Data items
-----

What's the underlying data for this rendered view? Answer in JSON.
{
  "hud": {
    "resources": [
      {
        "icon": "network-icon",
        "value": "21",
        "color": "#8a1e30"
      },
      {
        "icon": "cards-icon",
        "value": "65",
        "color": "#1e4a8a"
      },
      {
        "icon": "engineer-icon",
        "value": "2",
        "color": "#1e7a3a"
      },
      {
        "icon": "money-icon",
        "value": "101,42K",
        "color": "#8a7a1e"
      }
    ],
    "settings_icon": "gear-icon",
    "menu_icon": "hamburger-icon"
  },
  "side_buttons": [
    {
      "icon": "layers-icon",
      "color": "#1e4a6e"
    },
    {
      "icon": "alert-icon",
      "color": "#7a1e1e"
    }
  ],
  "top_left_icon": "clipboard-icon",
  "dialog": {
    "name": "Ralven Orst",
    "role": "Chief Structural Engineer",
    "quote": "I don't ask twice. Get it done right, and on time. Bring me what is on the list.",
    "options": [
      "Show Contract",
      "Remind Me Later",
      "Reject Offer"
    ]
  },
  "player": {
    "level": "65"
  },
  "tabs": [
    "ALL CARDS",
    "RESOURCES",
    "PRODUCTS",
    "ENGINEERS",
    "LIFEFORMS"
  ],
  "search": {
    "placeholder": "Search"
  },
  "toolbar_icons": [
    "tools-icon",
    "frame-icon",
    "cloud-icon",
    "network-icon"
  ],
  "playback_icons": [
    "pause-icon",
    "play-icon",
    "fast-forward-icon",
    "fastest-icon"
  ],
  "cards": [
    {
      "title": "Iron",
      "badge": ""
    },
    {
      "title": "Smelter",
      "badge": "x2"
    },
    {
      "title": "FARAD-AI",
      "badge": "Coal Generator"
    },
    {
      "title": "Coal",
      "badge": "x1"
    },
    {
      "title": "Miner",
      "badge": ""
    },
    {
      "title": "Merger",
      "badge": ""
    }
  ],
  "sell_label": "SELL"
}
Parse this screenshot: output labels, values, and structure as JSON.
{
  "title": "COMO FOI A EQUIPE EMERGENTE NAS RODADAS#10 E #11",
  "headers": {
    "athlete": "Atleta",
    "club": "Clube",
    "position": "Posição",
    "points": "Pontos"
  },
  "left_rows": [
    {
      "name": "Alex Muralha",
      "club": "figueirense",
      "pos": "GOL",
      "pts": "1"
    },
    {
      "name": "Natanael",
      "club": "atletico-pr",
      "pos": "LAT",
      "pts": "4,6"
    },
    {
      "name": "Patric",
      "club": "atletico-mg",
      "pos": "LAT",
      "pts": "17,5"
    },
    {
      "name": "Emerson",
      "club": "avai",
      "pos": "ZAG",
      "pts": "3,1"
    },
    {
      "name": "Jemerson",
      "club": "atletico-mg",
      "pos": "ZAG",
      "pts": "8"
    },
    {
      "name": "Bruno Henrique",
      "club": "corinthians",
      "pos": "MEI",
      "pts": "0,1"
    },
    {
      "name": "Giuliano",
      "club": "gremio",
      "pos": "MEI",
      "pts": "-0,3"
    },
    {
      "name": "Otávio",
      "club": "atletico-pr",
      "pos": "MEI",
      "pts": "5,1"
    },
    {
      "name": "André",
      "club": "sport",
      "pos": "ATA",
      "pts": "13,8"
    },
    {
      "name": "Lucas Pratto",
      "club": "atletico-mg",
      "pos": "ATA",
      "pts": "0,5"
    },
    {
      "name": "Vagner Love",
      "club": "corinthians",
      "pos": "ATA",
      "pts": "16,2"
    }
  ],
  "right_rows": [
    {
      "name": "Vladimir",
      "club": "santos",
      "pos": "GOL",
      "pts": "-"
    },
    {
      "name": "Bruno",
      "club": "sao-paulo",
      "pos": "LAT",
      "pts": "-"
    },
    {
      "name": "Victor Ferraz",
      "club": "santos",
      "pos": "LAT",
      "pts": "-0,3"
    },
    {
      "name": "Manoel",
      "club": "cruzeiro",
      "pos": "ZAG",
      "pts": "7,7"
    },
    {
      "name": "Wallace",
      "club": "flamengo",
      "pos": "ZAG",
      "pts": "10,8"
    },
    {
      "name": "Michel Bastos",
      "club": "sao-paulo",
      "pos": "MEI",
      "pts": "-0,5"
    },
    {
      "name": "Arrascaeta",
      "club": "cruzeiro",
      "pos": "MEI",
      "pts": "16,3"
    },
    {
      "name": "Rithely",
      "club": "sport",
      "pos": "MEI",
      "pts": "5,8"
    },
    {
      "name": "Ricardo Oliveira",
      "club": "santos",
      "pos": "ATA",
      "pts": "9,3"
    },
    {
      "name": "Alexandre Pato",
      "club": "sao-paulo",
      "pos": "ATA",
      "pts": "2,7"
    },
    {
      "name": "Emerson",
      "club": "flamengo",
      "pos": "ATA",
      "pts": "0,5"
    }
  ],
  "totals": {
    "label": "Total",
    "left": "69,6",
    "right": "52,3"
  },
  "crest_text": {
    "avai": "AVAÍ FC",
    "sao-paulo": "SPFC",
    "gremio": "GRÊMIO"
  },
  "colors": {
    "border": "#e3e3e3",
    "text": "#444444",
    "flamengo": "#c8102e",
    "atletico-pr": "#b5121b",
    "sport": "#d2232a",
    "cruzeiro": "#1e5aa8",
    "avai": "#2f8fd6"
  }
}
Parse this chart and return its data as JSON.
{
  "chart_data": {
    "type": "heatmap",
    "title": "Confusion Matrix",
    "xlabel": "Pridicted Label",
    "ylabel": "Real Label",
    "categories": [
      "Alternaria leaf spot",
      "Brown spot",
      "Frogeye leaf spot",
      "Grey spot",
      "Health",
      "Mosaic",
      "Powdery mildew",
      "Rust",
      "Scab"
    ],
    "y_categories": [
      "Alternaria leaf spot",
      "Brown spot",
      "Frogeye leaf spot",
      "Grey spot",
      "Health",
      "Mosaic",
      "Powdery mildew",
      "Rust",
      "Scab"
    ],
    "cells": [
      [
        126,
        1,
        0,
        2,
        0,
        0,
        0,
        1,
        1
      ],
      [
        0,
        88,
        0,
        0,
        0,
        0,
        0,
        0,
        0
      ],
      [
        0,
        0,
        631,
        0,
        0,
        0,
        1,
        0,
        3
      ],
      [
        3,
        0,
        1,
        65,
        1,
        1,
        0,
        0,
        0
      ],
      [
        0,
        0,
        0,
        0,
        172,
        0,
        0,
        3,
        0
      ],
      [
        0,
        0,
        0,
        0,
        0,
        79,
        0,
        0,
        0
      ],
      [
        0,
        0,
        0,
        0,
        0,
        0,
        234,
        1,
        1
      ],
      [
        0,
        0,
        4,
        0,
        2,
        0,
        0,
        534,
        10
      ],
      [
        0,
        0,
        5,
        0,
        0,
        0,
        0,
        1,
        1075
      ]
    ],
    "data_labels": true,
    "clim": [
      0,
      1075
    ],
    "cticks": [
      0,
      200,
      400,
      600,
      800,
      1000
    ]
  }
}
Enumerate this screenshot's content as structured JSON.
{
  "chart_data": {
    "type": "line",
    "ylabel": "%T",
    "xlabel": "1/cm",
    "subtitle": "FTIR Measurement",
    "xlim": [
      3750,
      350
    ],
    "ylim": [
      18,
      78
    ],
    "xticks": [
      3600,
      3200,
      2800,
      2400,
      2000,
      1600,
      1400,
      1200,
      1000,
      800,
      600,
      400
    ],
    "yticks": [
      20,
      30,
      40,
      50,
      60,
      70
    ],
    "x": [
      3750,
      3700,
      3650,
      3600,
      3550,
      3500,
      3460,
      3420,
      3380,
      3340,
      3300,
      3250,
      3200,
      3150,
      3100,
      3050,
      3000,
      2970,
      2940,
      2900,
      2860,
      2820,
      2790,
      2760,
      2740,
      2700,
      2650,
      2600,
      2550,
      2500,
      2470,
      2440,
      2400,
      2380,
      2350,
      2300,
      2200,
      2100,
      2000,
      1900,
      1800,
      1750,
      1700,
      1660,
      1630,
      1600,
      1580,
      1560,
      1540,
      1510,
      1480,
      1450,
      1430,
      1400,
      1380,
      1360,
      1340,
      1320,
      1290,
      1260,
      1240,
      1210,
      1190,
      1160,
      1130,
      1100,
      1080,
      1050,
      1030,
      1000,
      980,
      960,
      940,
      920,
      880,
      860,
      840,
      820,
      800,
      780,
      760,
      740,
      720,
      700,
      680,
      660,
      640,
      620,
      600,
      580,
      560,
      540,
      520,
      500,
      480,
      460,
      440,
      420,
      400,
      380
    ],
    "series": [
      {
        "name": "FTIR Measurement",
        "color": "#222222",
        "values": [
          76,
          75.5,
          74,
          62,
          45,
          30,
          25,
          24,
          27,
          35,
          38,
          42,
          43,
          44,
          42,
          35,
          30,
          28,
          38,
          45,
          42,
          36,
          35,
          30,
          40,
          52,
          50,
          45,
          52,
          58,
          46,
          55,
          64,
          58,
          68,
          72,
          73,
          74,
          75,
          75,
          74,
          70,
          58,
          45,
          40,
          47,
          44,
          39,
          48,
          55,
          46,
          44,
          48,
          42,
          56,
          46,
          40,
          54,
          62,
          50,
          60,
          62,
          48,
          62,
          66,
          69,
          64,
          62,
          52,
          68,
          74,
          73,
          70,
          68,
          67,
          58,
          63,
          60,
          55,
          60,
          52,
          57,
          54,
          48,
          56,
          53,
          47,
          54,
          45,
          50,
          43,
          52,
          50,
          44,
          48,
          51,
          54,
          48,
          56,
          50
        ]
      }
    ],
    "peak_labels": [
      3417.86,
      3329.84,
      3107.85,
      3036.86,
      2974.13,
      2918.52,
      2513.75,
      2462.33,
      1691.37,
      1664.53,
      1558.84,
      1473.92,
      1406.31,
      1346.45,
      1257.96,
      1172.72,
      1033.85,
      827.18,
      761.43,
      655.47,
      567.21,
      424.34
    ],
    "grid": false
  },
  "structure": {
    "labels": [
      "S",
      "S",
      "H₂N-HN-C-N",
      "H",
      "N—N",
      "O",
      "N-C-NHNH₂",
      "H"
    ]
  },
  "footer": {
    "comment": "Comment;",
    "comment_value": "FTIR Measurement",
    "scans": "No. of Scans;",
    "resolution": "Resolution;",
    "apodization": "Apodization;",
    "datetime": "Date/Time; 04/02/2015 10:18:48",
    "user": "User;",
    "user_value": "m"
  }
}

-----

■ AIM OF THE TASK
From the records above, work out how many lines contain the string "screenshot". Give only the number.

■ FINISHED TASK
2